**The exercise**
Your answer should be a single number: the count of lines in the material below that hold "loveth".

**Dataset rows**
* * *
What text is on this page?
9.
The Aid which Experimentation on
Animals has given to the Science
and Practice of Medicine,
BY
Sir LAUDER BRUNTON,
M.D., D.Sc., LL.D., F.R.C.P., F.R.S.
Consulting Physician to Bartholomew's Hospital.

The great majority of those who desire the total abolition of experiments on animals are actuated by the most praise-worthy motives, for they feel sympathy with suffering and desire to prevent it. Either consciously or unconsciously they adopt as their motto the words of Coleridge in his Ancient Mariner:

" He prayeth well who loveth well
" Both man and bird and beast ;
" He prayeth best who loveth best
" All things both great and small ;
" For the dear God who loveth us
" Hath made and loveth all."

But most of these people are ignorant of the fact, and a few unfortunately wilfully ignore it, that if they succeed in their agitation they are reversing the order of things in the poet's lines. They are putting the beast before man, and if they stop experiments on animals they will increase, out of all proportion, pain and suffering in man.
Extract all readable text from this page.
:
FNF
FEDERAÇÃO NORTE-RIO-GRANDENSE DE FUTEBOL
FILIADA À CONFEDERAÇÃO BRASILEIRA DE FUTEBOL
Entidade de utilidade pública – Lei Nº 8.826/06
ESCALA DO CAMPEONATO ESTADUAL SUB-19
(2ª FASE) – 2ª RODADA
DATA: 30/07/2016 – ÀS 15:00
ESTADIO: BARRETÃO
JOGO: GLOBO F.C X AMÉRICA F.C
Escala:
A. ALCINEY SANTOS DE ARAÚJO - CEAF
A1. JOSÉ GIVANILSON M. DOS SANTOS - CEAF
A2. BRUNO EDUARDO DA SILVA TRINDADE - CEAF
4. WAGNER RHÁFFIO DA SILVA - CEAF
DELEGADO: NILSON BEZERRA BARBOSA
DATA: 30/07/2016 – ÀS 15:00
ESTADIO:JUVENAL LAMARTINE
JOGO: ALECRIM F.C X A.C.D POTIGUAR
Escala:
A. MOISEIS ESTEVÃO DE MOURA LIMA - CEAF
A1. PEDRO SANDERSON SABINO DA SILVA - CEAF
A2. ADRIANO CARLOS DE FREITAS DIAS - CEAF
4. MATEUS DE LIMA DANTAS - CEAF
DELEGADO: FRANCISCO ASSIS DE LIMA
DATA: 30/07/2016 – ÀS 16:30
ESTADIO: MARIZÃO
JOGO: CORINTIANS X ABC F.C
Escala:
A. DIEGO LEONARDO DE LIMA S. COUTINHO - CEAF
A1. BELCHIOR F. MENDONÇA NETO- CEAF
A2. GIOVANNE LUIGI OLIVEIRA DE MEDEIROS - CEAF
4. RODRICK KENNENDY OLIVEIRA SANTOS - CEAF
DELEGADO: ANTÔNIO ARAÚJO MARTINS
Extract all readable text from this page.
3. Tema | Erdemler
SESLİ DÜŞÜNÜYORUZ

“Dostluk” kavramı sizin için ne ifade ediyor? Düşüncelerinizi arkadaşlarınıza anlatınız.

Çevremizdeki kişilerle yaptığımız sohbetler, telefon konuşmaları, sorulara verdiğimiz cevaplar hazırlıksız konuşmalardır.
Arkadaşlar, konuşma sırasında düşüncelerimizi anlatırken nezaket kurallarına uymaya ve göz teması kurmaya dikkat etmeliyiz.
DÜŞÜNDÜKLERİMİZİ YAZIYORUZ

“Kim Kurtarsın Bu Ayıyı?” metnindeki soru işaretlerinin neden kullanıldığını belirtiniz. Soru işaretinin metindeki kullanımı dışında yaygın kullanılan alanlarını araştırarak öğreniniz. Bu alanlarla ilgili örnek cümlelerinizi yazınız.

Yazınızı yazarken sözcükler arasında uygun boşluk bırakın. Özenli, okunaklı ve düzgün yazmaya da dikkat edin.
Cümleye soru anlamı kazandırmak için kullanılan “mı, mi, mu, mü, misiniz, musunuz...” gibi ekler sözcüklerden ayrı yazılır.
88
* * *
**Output for this exercise**
4